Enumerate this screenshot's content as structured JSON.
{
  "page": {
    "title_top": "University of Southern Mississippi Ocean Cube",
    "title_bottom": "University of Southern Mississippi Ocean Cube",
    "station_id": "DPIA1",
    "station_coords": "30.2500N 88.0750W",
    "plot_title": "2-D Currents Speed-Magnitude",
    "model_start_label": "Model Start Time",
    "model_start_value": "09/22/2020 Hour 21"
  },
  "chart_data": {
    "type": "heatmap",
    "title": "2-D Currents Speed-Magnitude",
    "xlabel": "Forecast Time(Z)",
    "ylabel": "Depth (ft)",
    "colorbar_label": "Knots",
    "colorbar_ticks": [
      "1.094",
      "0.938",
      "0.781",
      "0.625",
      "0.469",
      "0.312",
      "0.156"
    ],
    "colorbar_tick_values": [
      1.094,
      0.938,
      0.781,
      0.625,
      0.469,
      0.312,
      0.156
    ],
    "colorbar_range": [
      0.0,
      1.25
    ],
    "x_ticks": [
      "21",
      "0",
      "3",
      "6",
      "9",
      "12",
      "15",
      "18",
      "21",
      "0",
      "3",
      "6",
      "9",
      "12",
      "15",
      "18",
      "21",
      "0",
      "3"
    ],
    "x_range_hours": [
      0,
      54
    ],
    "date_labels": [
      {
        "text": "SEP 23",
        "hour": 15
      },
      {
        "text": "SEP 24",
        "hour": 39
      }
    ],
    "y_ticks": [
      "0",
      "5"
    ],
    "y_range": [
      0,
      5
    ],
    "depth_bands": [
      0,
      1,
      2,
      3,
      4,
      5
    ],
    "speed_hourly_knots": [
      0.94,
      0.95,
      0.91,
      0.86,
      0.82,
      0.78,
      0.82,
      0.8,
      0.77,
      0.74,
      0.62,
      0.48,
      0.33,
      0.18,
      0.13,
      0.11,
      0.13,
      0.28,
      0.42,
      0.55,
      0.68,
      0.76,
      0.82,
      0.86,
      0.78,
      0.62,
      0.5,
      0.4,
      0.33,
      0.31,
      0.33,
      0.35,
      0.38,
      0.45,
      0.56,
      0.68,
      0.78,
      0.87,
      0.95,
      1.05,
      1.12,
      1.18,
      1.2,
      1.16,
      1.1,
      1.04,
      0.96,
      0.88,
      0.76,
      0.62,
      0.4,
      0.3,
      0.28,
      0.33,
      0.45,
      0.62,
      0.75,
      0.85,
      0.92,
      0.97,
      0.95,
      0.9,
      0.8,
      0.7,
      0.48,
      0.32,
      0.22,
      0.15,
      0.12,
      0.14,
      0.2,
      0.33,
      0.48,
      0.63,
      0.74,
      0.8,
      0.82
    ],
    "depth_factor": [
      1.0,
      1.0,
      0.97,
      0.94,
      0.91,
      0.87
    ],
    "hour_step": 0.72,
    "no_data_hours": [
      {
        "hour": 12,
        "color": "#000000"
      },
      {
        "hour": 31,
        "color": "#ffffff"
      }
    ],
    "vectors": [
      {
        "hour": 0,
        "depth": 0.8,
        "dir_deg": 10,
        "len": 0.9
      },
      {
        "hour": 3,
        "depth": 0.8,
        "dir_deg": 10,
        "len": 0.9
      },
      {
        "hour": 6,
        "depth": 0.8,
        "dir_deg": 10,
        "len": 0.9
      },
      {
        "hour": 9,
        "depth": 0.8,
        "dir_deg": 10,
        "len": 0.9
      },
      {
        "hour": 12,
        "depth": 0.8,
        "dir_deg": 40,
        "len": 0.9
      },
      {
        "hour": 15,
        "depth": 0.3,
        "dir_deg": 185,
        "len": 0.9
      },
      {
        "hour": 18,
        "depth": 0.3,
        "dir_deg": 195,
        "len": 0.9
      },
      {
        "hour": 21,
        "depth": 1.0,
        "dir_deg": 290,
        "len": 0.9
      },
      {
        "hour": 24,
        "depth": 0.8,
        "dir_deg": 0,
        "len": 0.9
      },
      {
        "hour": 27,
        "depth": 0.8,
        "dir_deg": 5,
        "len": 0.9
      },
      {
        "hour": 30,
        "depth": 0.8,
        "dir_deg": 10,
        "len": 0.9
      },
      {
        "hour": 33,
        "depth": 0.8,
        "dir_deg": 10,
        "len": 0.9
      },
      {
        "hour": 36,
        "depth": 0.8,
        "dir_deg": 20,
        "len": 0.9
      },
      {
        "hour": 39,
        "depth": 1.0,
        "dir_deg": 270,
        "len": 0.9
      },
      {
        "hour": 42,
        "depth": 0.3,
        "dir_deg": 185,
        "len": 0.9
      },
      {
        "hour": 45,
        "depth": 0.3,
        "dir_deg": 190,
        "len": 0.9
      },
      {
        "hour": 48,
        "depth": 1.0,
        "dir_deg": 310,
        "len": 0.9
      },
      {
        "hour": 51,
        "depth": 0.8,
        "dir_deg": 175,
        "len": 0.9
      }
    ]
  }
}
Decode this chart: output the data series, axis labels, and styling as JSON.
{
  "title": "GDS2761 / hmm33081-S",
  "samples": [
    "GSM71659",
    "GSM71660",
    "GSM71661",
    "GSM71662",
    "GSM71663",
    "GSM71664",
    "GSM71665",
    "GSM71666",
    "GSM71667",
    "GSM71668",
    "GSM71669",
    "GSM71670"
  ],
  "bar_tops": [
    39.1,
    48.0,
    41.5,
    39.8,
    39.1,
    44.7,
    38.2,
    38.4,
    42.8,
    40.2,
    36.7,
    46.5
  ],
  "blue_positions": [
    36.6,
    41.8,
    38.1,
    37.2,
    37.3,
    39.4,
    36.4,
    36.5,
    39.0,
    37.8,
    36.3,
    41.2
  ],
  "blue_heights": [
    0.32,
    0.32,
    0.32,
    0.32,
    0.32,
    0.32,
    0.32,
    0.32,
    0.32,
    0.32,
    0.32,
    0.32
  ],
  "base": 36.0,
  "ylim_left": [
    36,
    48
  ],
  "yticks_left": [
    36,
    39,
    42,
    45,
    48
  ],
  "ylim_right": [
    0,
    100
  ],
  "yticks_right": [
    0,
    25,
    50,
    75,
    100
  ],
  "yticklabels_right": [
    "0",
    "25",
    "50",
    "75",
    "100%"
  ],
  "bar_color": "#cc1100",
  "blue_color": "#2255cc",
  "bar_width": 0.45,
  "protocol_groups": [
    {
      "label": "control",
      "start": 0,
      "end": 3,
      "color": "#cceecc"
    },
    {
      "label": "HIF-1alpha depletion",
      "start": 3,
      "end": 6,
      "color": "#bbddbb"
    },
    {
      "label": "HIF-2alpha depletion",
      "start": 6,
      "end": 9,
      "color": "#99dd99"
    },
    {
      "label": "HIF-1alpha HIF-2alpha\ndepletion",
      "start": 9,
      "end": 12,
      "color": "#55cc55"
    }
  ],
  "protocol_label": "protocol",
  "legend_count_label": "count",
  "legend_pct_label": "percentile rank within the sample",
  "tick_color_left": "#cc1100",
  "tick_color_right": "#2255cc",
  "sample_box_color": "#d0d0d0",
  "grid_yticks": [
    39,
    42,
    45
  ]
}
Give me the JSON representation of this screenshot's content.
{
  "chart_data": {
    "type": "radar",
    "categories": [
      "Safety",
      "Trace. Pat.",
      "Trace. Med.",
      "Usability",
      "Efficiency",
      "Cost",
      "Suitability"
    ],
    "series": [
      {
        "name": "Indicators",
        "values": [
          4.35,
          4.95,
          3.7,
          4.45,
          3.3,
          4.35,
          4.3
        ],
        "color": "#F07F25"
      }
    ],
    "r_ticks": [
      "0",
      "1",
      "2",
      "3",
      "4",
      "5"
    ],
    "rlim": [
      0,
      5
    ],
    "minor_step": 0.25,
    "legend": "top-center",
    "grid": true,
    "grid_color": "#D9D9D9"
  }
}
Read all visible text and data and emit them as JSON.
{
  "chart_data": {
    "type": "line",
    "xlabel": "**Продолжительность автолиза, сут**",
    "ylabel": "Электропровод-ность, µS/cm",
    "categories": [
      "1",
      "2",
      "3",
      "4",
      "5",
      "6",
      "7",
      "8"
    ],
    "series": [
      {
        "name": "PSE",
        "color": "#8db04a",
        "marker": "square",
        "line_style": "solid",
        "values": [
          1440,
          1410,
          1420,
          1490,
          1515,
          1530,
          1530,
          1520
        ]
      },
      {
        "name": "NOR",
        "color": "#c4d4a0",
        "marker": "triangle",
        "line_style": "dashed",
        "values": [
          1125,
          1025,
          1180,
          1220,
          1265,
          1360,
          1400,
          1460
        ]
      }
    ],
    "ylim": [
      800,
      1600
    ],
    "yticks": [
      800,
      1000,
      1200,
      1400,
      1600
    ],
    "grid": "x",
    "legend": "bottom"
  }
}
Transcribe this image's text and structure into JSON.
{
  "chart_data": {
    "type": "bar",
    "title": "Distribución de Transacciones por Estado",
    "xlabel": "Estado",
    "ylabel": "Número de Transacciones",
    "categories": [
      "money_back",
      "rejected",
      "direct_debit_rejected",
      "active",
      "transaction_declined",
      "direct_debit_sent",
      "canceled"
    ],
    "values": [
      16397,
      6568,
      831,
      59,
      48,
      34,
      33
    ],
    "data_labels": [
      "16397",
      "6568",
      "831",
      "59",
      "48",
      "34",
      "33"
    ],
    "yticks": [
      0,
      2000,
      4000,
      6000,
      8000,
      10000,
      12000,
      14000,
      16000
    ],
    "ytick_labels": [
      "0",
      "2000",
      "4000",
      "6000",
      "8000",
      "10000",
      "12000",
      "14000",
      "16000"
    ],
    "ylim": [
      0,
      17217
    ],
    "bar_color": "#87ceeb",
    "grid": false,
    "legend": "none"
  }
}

» Do this:
From the data, collect all lines where the string "xlabel" appears.

» Exercise output:
    "xlabel": "Forecast Time(Z)",
    "xlabel": "**Продолжительность автолиза, сут**",
    "xlabel": "Estado",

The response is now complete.